- [Problem details]
Pull each line holding "against" out of the entries below.

- [Material for this task]
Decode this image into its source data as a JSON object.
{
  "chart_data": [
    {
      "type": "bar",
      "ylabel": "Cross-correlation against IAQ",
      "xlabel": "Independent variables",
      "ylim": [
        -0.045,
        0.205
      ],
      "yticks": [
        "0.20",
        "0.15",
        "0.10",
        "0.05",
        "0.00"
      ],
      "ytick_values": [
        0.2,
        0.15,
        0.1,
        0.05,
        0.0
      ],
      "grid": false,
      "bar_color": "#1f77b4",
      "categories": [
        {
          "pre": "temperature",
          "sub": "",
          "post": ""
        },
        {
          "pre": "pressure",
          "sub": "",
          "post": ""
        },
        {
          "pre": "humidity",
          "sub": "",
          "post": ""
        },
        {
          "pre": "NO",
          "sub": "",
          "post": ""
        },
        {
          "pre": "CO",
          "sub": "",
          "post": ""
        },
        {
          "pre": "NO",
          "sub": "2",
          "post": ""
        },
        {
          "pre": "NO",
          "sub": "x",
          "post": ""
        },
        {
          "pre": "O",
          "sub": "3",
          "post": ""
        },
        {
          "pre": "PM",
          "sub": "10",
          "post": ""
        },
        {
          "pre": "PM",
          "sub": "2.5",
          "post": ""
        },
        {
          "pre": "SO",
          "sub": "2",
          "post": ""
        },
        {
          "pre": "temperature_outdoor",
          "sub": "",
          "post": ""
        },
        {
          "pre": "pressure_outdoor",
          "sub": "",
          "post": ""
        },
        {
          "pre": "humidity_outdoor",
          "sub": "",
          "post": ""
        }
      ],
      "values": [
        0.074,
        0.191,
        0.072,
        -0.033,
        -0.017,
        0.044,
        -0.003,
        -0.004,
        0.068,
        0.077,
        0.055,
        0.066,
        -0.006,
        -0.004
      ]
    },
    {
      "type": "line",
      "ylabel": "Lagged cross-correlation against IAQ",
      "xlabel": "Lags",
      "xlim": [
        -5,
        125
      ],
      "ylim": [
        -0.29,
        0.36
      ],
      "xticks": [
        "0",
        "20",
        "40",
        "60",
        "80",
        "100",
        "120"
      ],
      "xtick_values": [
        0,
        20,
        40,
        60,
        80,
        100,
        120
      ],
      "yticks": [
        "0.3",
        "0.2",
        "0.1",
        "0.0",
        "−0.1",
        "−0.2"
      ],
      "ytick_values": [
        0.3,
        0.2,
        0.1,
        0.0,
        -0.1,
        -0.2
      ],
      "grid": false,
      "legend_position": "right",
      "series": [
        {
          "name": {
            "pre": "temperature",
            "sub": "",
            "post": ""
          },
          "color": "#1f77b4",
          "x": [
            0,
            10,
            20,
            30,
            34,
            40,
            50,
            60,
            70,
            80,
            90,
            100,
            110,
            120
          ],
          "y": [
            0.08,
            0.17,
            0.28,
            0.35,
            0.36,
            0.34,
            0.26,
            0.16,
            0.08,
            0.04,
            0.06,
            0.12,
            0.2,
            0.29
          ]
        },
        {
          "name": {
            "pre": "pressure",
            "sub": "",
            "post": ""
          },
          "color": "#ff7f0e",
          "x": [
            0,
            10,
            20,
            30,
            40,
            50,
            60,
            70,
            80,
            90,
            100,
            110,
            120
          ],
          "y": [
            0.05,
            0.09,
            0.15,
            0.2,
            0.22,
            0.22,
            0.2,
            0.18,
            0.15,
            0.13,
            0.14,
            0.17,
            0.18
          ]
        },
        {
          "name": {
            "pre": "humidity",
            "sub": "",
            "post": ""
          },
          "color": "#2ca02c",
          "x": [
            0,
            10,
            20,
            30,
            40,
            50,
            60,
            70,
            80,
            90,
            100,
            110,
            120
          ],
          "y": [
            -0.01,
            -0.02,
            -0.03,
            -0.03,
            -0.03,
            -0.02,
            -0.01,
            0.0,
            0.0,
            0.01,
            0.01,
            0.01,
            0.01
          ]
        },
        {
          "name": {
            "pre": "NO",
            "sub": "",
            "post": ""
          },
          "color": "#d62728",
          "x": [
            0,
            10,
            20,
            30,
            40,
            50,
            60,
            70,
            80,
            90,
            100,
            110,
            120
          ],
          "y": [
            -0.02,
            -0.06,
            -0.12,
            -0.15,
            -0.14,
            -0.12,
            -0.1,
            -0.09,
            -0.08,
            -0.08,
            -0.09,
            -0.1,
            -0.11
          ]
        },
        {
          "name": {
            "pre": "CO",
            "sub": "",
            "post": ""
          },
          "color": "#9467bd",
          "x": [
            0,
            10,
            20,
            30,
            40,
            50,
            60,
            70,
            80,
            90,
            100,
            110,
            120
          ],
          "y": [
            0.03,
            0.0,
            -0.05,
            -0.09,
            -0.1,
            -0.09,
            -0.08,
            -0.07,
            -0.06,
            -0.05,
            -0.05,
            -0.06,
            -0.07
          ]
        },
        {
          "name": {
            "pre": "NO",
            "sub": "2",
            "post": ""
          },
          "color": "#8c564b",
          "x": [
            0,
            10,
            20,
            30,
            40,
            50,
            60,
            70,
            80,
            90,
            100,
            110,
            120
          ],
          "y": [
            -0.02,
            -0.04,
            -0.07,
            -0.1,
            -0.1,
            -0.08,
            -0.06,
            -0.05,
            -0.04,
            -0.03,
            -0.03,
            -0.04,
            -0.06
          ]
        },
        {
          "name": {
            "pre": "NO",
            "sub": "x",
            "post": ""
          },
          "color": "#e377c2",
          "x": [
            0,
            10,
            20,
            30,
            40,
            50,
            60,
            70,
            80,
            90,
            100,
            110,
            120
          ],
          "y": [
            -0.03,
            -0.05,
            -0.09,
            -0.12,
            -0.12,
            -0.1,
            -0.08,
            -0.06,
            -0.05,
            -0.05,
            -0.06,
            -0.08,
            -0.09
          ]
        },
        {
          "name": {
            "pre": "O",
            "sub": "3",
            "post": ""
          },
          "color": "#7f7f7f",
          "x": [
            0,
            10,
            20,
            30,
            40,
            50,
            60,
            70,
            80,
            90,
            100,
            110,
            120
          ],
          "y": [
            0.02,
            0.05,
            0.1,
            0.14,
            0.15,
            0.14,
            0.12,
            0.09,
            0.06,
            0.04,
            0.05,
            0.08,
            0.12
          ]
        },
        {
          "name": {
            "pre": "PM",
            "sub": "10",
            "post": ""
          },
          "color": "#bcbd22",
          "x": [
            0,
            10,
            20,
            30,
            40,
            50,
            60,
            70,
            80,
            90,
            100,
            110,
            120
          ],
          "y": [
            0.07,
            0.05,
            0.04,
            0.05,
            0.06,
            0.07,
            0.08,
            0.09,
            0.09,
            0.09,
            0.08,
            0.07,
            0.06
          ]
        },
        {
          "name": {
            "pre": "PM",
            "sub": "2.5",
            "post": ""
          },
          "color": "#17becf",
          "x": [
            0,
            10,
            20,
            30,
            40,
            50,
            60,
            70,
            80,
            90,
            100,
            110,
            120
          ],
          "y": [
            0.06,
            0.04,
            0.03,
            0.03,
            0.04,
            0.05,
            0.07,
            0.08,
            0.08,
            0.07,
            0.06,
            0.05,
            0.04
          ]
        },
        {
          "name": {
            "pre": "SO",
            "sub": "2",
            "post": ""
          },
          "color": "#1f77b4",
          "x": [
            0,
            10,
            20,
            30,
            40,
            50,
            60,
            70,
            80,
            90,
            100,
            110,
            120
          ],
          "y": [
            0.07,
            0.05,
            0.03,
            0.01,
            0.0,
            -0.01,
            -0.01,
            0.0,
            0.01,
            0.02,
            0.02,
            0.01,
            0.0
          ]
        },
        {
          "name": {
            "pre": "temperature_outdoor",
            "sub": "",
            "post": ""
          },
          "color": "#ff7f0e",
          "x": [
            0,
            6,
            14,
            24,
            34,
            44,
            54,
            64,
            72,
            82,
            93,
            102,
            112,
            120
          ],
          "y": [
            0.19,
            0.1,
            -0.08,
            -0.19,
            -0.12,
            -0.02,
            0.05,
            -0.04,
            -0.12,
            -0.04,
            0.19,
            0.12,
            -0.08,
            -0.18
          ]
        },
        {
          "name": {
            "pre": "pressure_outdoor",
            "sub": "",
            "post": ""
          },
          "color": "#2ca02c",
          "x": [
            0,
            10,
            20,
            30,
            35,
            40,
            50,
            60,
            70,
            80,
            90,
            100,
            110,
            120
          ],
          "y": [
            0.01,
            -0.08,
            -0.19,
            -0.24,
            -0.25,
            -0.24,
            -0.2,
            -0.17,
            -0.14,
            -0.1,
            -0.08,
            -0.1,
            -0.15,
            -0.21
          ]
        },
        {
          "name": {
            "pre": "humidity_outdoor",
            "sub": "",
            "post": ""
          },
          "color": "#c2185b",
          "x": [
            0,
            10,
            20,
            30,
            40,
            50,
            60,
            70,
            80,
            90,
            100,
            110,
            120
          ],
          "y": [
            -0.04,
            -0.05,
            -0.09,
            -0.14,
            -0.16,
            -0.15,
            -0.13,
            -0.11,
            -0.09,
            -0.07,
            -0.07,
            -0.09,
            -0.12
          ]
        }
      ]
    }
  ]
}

- [Reply]
      "ylabel": "Cross-correlation against IAQ",
      "ylabel": "Lagged cross-correlation against IAQ",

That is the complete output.